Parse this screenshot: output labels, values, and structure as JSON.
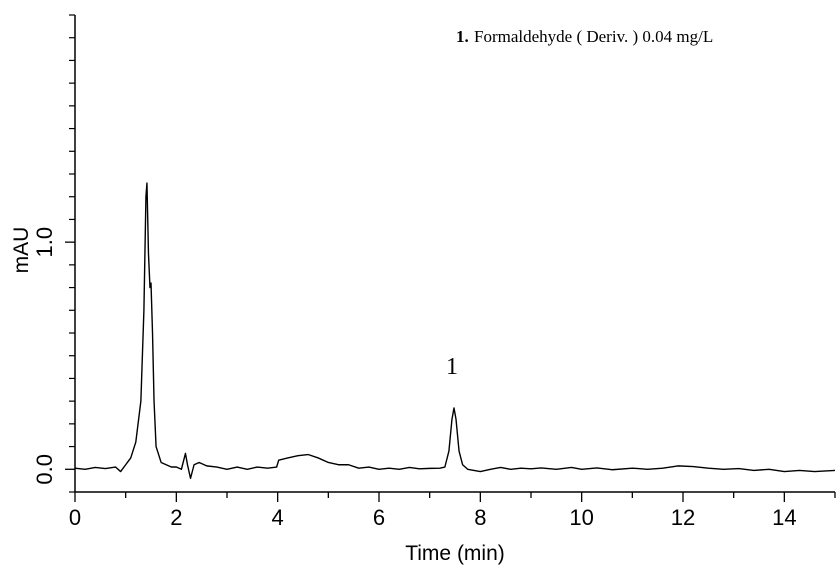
{
  "chart_data": {
    "type": "line",
    "legend_number": "1.",
    "legend_text": "Formaldehyde ( Deriv. )  0.04 mg/L",
    "xlabel": "Time (min)",
    "ylabel": "mAU",
    "annotations": [
      {
        "text": "1",
        "x": 7.48,
        "y": 0.42
      }
    ],
    "xlim": [
      0,
      15
    ],
    "ylim": [
      -0.1,
      2.0
    ],
    "xticks": [
      0,
      2,
      4,
      6,
      8,
      10,
      12,
      14
    ],
    "x_minor_ticks": [
      1,
      3,
      5,
      7,
      9,
      11,
      13,
      15
    ],
    "yticks": [
      {
        "value": 0,
        "label": "0.0"
      },
      {
        "value": 1,
        "label": "1.0"
      }
    ],
    "y_minor_ticks": [
      -0.1,
      0.1,
      0.2,
      0.3,
      0.4,
      0.5,
      0.6,
      0.7,
      0.8,
      0.9,
      1.1,
      1.2,
      1.3,
      1.4,
      1.5,
      1.6,
      1.7,
      1.8,
      1.9,
      2.0
    ],
    "series": [
      {
        "color": "#000000",
        "x": [
          0,
          0.2,
          0.4,
          0.6,
          0.8,
          0.9,
          1.0,
          1.1,
          1.2,
          1.3,
          1.36,
          1.4,
          1.42,
          1.45,
          1.48,
          1.5,
          1.53,
          1.56,
          1.6,
          1.7,
          1.8,
          1.9,
          2.0,
          2.1,
          2.18,
          2.22,
          2.28,
          2.35,
          2.45,
          2.6,
          2.8,
          3.0,
          3.2,
          3.4,
          3.6,
          3.8,
          3.98,
          4.02,
          4.2,
          4.4,
          4.6,
          4.8,
          5.0,
          5.2,
          5.4,
          5.6,
          5.8,
          6.0,
          6.2,
          6.4,
          6.6,
          6.8,
          7.0,
          7.2,
          7.3,
          7.38,
          7.44,
          7.48,
          7.52,
          7.58,
          7.65,
          7.75,
          8.0,
          8.2,
          8.4,
          8.6,
          8.8,
          9.0,
          9.2,
          9.5,
          9.8,
          10.0,
          10.3,
          10.6,
          11.0,
          11.3,
          11.6,
          11.9,
          12.2,
          12.5,
          12.8,
          13.1,
          13.4,
          13.7,
          14.0,
          14.3,
          14.6,
          15.0
        ],
        "values": [
          0.005,
          0.0,
          0.008,
          0.003,
          0.01,
          -0.01,
          0.02,
          0.05,
          0.12,
          0.3,
          0.7,
          1.2,
          1.26,
          0.95,
          0.8,
          0.82,
          0.6,
          0.3,
          0.1,
          0.03,
          0.02,
          0.01,
          0.01,
          0.0,
          0.07,
          0.02,
          -0.04,
          0.02,
          0.03,
          0.015,
          0.01,
          0.0,
          0.01,
          0.0,
          0.01,
          0.005,
          0.01,
          0.04,
          0.05,
          0.06,
          0.065,
          0.05,
          0.03,
          0.02,
          0.02,
          0.005,
          0.01,
          0.0,
          0.005,
          0.0,
          0.008,
          0.002,
          0.004,
          0.005,
          0.01,
          0.08,
          0.22,
          0.27,
          0.22,
          0.08,
          0.02,
          0.0,
          -0.01,
          0.0,
          0.008,
          0.0,
          0.005,
          0.002,
          0.006,
          0.0,
          0.008,
          0.0,
          0.006,
          -0.002,
          0.005,
          0.0,
          0.005,
          0.015,
          0.012,
          0.005,
          0.0,
          0.003,
          -0.005,
          0.0,
          -0.01,
          -0.005,
          -0.01,
          -0.005
        ]
      }
    ]
  }
}
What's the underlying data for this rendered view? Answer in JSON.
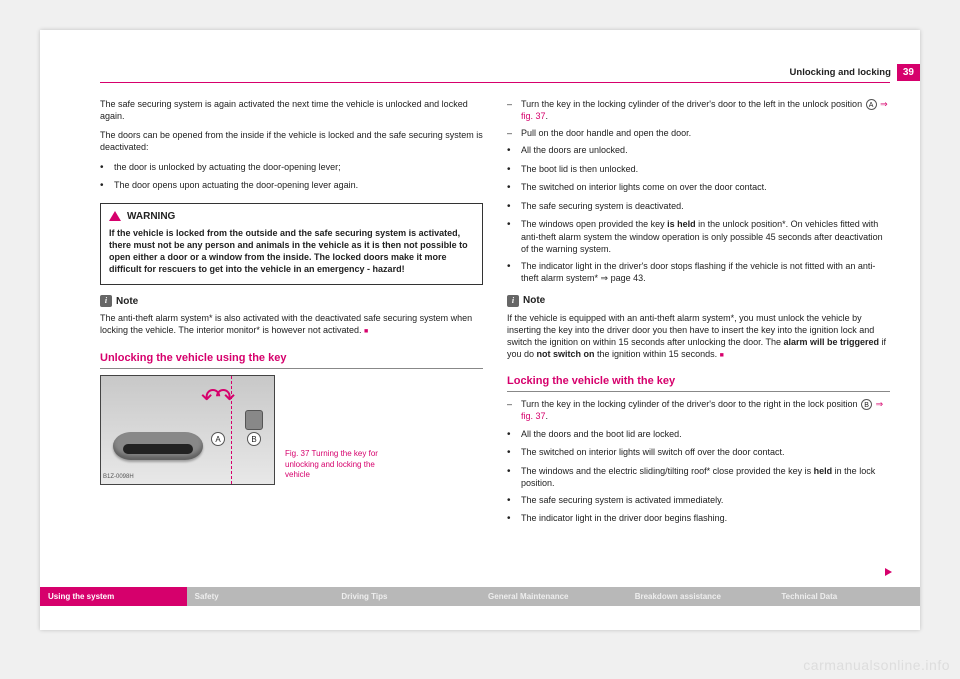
{
  "header": {
    "section": "Unlocking and locking",
    "page": "39"
  },
  "left": {
    "p1": "The safe securing system is again activated the next time the vehicle is unlocked and locked again.",
    "p2": "The doors can be opened from the inside if the vehicle is locked and the safe securing system is deactivated:",
    "b1": "the door is unlocked by actuating the door-opening lever;",
    "b2": "The door opens upon actuating the door-opening lever again.",
    "warn_title": "WARNING",
    "warn_body": "If the vehicle is locked from the outside and the safe securing system is activated, there must not be any person and animals in the vehicle as it is then not possible to open either a door or a window from the inside. The locked doors make it more difficult for rescuers to get into the vehicle in an emergency - hazard!",
    "note_title": "Note",
    "note_body": "The anti-theft alarm system* is also activated with the deactivated safe securing system when locking the vehicle. The interior monitor* is however not activated.",
    "section_title": "Unlocking the vehicle using the key",
    "fig_caption": "Fig. 37  Turning the key for unlocking and locking the vehicle",
    "fig_tag": "B1Z-0098H",
    "circA": "A",
    "circB": "B"
  },
  "right": {
    "d1a": "Turn the key in the locking cylinder of the driver's door to the left in the unlock position ",
    "d1b": " ⇒ fig. 37",
    "d1c": ".",
    "d2": "Pull on the door handle and open the door.",
    "b1": "All the doors are unlocked.",
    "b2": "The boot lid is then unlocked.",
    "b3": "The switched on interior lights come on over the door contact.",
    "b4": "The safe securing system is deactivated.",
    "b5a": "The windows open provided the key ",
    "b5b": "is held",
    "b5c": " in the unlock position*. On vehicles fitted with anti-theft alarm system the window operation is only possible 45 seconds after deactivation of the warning system.",
    "b6": "The indicator light in the driver's door stops flashing if the vehicle is not fitted with an anti-theft alarm system* ⇒ page 43.",
    "note_title": "Note",
    "note_a": "If the vehicle is equipped with an anti-theft alarm system*, you must unlock the vehicle by inserting the key into the driver door you then have to insert the key into the ignition lock and switch the ignition on within 15 seconds after unlocking the door. The ",
    "note_b": "alarm will be triggered",
    "note_c": " if you do ",
    "note_d": "not switch on",
    "note_e": " the ignition within 15 seconds.",
    "section_title": "Locking the vehicle with the key",
    "ld1a": "Turn the key in the locking cylinder of the driver's door to the right in the lock position ",
    "ld1b": " ⇒ fig. 37",
    "ld1c": ".",
    "lb1": "All the doors and the boot lid are locked.",
    "lb2": "The switched on interior lights will switch off over the door contact.",
    "lb3a": "The windows and the electric sliding/tilting roof* close provided the key is ",
    "lb3b": "held",
    "lb3c": " in the lock position.",
    "lb4": "The safe securing system is activated immediately.",
    "lb5": "The indicator light in the driver door begins flashing.",
    "circA": "A",
    "circB": "B"
  },
  "footer": {
    "c1": "Using the system",
    "c2": "Safety",
    "c3": "Driving Tips",
    "c4": "General Maintenance",
    "c5": "Breakdown assistance",
    "c6": "Technical Data"
  },
  "watermark": "carmanualsonline.info"
}
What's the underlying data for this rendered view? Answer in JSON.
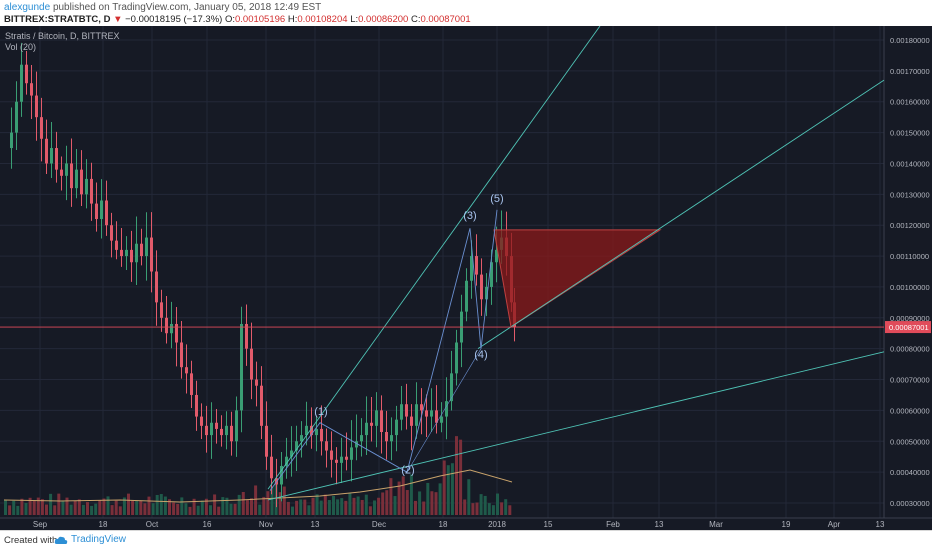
{
  "header": {
    "user": "alexgunde",
    "published": "published on TradingView.com, January 05, 2018 12:49 EST",
    "symbol": "BITTREX:STRATBTC, D",
    "change_arrow": "▼",
    "change": "−0.00018195 (−17.3%)",
    "o_label": "O:",
    "o_value": "0.00105196",
    "h_label": "H:",
    "h_value": "0.00108204",
    "l_label": "L:",
    "l_value": "0.00086200",
    "c_label": "C:",
    "c_value": "0.00087001"
  },
  "chart_legend": {
    "title": "Stratis / Bitcoin, D, BITTREX",
    "volume": "Vol (20)"
  },
  "price_axis": {
    "ticks": [
      "0.00180000",
      "0.00170000",
      "0.00160000",
      "0.00150000",
      "0.00140000",
      "0.00130000",
      "0.00120000",
      "0.00110000",
      "0.00100000",
      "0.00090000",
      "0.00080000",
      "0.00070000",
      "0.00060000",
      "0.00050000",
      "0.00040000",
      "0.00030000"
    ],
    "last_price": "0.00087001"
  },
  "time_axis": {
    "ticks": [
      "Sep",
      "18",
      "Oct",
      "16",
      "Nov",
      "13",
      "Dec",
      "18",
      "2018",
      "15",
      "Feb",
      "13",
      "Mar",
      "19",
      "Apr",
      "13"
    ]
  },
  "wave_labels": [
    "(1)",
    "(2)",
    "(3)",
    "(4)",
    "(5)"
  ],
  "footer": {
    "created_with": "Created with",
    "brand": "TradingView"
  },
  "colors": {
    "background": "#161a25",
    "up_candle": "#3a9e74",
    "down_candle": "#e25b6b",
    "trendline": "#4fc3b5",
    "triangle_fill": "#8b1a1a",
    "last_price": "#e04b5a"
  }
}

** PROBLEM TO WORK ON **
Copy each line above containing the string "windows".

** ANSWER FOR THIS EXERCISE **
    "b5a": "The windows open provided the key ",
    "lb3a": "The windows and the electric sliding/tilting roof* close provided the key is ",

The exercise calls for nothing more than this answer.